Write the listing below out again exactly, dropping the images.

==========

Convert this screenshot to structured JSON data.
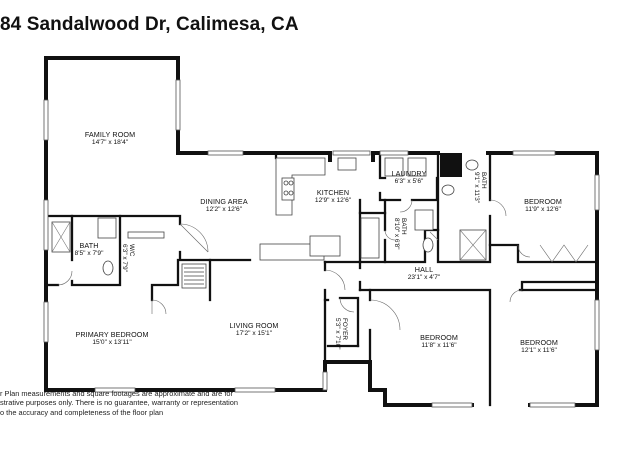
{
  "title": "84 Sandalwood Dr, Calimesa, CA",
  "rooms": {
    "family_room": {
      "name": "FAMILY ROOM",
      "dims": "14'7\" x 18'4\""
    },
    "dining_area": {
      "name": "DINING AREA",
      "dims": "12'2\" x 12'6\""
    },
    "kitchen": {
      "name": "KITCHEN",
      "dims": "12'9\" x 12'6\""
    },
    "laundry": {
      "name": "LAUNDRY",
      "dims": "6'3\" x 5'6\""
    },
    "bath_hall": {
      "name": "BATH",
      "dims": "8'10\" x 6'8\""
    },
    "bath_ensuite": {
      "name": "BATH",
      "dims": "9'1\" x 11'3\""
    },
    "bedroom_ne": {
      "name": "BEDROOM",
      "dims": "11'9\" x 12'6\""
    },
    "bath_primary": {
      "name": "BATH",
      "dims": "8'5\" x 7'9\""
    },
    "wic": {
      "name": "W/C",
      "dims": "6'3\" x 7'9\""
    },
    "hall": {
      "name": "HALL",
      "dims": "23'1\" x 4'7\""
    },
    "primary_bedroom": {
      "name": "PRIMARY BEDROOM",
      "dims": "15'0\" x 13'11\""
    },
    "living_room": {
      "name": "LIVING ROOM",
      "dims": "17'2\" x 15'1\""
    },
    "foyer": {
      "name": "FOYER",
      "dims": "5'3\" x 7'10\""
    },
    "bedroom_sc": {
      "name": "BEDROOM",
      "dims": "11'8\" x 11'6\""
    },
    "bedroom_se": {
      "name": "BEDROOM",
      "dims": "12'1\" x 11'6\""
    }
  },
  "disclaimer": [
    "r Plan measurements and square footages are approximate and are for",
    "strative purposes only. There is no guarantee, warranty or representation",
    "o the accuracy and completeness of the floor plan"
  ]
}
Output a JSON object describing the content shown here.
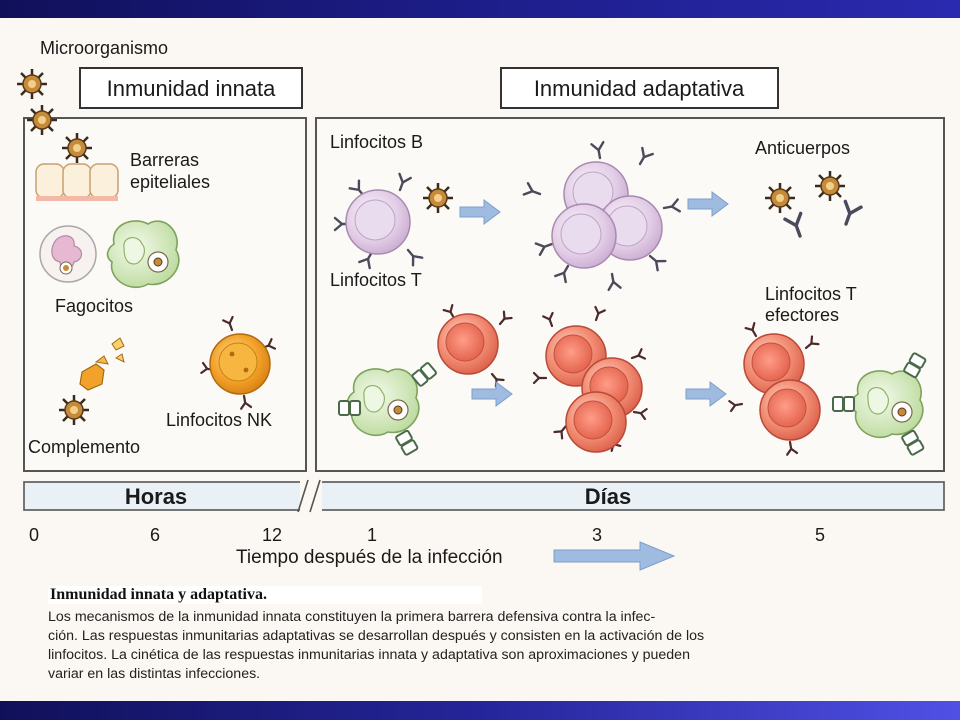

==========

# Response:
Convert this screenshot to structured JSON data.
{
  "title": "84 Sandalwood Dr, Calimesa, CA",
  "rooms": {
    "family_room": {
      "name": "FAMILY ROOM",
      "dims": "14'7\" x 18'4\""
    },
    "dining_area": {
      "name": "DINING AREA",
      "dims": "12'2\" x 12'6\""
    },
    "kitchen": {
      "name": "KITCHEN",
      "dims": "12'9\" x 12'6\""
    },
    "laundry": {
      "name": "LAUNDRY",
      "dims": "6'3\" x 5'6\""
    },
    "bath_hall": {
      "name": "BATH",
      "dims": "8'10\" x 6'8\""
    },
    "bath_ensuite": {
      "name": "BATH",
      "dims": "9'1\" x 11'3\""
    },
    "bedroom_ne": {
      "name": "BEDROOM",
      "dims": "11'9\" x 12'6\""
    },
    "bath_primary": {
      "name": "BATH",
      "dims": "8'5\" x 7'9\""
    },
    "wic": {
      "name": "W/C",
      "dims": "6'3\" x 7'9\""
    },
    "hall": {
      "name": "HALL",
      "dims": "23'1\" x 4'7\""
    },
    "primary_bedroom": {
      "name": "PRIMARY BEDROOM",
      "dims": "15'0\" x 13'11\""
    },
    "living_room": {
      "name": "LIVING ROOM",
      "dims": "17'2\" x 15'1\""
    },
    "foyer": {
      "name": "FOYER",
      "dims": "5'3\" x 7'10\""
    },
    "bedroom_sc": {
      "name": "BEDROOM",
      "dims": "11'8\" x 11'6\""
    },
    "bedroom_se": {
      "name": "BEDROOM",
      "dims": "12'1\" x 11'6\""
    }
  },
  "disclaimer": [
    "r Plan measurements and square footages are approximate and are for",
    "strative purposes only. There is no guarantee, warranty or representation",
    "o the accuracy and completeness of the floor plan"
  ]
}
Output a JSON object describing the content shown here.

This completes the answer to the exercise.